═════ Records provided ═════

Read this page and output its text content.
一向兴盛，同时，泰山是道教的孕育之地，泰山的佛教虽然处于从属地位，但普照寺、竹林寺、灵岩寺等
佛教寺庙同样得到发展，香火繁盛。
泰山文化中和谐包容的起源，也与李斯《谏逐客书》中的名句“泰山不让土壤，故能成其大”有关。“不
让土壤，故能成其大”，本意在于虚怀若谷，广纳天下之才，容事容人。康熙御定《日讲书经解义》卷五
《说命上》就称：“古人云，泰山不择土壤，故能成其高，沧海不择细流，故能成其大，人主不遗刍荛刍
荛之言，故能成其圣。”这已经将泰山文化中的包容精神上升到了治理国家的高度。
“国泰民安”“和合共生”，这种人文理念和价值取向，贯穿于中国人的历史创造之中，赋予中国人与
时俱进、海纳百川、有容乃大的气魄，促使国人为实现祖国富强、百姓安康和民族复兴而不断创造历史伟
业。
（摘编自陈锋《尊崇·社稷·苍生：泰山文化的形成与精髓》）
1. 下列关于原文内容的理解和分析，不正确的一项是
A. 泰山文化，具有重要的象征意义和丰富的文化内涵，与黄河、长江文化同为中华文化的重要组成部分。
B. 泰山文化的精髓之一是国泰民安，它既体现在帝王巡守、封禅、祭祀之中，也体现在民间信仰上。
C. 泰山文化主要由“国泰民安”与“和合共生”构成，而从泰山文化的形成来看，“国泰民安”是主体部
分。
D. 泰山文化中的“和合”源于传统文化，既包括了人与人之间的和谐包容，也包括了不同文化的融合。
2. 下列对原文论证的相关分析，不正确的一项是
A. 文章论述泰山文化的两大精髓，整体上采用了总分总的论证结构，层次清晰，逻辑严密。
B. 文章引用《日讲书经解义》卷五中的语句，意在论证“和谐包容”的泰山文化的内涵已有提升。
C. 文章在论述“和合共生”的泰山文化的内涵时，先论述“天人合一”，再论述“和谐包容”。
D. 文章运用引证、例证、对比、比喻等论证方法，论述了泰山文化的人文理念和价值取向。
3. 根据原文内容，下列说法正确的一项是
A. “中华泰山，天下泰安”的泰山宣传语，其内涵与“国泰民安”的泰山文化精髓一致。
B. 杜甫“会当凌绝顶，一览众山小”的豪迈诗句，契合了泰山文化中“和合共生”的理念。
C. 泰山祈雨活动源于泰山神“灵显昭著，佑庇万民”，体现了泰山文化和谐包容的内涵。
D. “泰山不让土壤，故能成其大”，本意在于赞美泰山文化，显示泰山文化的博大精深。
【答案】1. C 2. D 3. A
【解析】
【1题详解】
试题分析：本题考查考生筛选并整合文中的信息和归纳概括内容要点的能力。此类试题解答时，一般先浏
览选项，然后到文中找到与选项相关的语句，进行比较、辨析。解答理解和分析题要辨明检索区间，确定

═════

Directive: Check every line for "不正确的一项是" and show the ones that have it.

Answer to this problem:
1. 下列关于原文内容的理解和分析，不正确的一项是
2. 下列对原文论证的相关分析，不正确的一项是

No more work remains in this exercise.